Records provided:

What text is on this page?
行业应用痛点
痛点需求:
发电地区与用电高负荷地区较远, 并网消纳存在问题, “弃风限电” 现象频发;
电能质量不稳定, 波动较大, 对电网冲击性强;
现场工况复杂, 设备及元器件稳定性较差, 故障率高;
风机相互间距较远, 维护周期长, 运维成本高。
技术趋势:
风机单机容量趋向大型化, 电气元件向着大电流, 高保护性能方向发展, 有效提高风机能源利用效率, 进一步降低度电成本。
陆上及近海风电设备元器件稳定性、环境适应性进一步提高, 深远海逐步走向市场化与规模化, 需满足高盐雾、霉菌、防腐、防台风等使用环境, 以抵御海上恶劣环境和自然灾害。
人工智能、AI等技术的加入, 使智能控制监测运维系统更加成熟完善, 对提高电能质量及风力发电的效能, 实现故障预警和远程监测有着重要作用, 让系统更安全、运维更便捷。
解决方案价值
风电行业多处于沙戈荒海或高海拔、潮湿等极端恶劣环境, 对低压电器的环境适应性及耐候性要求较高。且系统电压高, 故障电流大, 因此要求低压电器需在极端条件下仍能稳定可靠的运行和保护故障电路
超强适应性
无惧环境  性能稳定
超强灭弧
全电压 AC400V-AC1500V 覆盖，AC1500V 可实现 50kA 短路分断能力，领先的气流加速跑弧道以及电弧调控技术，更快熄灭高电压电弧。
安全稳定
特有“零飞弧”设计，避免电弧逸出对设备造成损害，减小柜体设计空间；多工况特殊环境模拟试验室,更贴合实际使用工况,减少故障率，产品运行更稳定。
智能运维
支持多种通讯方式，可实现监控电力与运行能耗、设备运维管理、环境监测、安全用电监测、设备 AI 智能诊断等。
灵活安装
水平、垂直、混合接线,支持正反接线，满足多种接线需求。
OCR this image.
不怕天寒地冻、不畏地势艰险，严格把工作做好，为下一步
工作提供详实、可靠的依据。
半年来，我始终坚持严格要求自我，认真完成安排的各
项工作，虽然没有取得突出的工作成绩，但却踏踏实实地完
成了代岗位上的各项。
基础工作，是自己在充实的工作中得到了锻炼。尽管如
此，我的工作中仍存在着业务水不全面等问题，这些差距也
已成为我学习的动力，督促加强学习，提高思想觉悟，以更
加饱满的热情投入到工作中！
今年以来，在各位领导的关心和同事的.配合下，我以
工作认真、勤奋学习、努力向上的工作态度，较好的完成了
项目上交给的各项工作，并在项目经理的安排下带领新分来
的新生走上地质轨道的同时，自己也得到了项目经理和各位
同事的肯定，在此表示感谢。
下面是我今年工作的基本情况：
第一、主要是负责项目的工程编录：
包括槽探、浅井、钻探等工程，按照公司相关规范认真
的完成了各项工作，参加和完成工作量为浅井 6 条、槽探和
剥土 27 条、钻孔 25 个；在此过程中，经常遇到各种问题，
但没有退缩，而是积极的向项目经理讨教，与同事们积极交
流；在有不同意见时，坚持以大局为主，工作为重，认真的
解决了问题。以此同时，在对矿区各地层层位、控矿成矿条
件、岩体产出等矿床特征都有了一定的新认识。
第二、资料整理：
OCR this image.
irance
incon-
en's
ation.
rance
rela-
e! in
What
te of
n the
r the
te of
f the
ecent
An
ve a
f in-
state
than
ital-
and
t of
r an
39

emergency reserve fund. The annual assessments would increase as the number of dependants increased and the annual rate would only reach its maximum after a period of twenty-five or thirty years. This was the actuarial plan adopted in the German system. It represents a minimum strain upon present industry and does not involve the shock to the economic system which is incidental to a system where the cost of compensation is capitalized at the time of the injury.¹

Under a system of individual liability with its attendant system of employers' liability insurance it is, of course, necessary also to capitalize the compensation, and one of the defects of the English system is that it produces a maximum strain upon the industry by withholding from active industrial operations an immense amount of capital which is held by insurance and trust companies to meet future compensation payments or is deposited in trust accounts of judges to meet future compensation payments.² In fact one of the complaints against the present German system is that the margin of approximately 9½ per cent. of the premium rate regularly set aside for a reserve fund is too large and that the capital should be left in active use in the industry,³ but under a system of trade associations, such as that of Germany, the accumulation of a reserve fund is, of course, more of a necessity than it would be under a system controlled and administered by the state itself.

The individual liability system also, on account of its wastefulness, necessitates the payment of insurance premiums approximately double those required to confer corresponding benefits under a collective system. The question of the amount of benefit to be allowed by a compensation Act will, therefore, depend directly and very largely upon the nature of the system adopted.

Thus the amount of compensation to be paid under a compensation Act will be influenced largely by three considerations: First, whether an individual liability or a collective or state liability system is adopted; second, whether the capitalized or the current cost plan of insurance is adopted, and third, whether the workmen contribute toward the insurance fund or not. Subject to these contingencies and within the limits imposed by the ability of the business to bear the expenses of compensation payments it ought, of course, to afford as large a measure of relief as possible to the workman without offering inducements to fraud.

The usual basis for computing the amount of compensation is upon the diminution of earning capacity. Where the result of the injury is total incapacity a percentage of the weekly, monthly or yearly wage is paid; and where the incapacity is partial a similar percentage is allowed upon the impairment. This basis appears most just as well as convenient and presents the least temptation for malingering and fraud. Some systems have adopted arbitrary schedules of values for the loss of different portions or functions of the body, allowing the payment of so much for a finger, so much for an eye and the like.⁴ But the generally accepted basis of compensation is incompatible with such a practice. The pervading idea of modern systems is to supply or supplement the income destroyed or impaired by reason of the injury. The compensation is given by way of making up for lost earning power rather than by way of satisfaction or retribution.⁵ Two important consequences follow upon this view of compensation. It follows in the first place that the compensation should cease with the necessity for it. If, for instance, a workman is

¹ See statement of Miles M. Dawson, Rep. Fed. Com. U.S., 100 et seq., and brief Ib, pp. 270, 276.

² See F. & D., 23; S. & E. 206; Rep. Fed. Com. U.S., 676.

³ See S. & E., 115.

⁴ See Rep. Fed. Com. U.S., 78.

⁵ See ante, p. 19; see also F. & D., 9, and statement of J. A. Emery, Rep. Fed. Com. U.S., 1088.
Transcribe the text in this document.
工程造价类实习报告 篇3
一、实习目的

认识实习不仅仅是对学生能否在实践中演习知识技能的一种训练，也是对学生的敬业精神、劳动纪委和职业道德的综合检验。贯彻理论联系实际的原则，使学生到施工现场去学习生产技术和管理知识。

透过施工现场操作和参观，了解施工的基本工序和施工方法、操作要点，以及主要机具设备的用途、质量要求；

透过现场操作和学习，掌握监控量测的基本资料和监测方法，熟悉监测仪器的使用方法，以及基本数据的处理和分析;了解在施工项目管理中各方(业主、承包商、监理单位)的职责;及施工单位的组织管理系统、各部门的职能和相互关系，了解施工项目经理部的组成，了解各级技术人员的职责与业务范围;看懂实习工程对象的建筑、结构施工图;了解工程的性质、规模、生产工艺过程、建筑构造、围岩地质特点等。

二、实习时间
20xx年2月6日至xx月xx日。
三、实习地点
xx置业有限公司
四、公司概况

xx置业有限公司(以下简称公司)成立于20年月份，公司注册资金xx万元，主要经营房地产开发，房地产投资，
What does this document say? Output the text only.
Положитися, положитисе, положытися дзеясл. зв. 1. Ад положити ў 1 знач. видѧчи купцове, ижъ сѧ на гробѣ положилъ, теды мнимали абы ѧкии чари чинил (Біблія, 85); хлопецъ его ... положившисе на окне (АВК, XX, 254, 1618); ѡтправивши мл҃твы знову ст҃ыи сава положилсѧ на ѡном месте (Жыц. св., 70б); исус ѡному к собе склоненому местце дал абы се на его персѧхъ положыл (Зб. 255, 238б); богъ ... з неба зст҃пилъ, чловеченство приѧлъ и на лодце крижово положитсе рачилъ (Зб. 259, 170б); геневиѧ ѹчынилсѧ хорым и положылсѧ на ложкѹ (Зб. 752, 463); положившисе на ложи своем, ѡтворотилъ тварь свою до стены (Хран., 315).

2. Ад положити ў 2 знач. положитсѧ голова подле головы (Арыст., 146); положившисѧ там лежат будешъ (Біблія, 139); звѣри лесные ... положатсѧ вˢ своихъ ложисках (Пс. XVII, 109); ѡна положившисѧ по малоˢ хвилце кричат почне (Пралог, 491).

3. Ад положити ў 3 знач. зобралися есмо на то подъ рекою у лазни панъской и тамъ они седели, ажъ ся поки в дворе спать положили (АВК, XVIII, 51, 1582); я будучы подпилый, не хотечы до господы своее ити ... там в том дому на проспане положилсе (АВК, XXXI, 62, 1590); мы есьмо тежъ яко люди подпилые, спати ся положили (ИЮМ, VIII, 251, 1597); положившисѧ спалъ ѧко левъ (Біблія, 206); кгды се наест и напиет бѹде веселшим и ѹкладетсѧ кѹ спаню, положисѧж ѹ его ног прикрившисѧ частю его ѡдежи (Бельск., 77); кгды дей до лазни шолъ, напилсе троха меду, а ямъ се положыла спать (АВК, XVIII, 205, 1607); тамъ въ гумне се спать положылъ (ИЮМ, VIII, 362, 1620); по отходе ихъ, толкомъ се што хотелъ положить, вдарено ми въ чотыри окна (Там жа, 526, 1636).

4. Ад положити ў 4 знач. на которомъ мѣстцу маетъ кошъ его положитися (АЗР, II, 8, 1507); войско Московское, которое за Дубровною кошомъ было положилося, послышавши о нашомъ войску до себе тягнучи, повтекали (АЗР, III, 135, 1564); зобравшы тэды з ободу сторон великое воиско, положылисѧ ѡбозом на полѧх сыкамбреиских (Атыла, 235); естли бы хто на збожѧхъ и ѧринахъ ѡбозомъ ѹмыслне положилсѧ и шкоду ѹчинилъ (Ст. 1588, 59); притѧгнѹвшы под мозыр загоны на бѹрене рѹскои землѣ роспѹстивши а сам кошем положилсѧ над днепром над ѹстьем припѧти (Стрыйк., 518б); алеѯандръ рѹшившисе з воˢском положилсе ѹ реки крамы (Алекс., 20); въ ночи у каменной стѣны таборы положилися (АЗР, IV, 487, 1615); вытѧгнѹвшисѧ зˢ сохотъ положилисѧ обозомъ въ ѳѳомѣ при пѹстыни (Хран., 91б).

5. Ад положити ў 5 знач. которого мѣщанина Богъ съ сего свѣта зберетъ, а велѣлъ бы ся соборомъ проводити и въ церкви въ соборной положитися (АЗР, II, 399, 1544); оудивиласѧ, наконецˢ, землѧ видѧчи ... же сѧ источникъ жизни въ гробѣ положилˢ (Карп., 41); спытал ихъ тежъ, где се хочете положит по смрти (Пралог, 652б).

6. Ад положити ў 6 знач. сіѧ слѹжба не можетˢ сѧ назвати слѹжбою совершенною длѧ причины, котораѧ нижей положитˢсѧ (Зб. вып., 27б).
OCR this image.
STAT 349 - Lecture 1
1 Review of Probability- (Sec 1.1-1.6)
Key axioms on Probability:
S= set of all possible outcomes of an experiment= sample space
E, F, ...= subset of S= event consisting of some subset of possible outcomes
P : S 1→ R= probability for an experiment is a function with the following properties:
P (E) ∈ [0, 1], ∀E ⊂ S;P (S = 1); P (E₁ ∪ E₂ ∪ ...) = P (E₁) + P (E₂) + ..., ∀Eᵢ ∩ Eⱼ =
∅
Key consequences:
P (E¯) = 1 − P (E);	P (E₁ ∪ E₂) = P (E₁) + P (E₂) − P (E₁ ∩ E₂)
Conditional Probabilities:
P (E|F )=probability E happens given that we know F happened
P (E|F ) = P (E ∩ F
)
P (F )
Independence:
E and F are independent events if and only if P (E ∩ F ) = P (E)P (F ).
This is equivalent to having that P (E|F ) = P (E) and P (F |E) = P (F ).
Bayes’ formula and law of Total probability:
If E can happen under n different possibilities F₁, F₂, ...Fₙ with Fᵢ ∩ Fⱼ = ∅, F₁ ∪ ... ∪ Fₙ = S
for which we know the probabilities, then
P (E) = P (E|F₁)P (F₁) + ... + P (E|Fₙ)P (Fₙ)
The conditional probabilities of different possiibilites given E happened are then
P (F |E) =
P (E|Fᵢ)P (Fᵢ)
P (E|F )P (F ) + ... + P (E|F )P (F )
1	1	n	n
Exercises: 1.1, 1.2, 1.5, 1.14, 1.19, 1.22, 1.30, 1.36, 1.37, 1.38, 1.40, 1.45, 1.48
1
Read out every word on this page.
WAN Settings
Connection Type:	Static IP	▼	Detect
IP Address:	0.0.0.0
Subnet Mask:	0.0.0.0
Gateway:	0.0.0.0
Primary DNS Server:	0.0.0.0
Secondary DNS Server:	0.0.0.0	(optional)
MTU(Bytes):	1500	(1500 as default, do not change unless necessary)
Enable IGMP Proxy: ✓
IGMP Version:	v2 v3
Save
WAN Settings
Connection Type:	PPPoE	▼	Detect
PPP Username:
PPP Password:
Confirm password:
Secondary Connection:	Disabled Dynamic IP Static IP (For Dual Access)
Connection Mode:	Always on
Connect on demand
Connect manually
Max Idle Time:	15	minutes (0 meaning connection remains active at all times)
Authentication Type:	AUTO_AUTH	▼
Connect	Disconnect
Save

What you need to do: From the records above, how many lines include the word "Secondary"? Only the number is wanted.

Solution for this problem: 2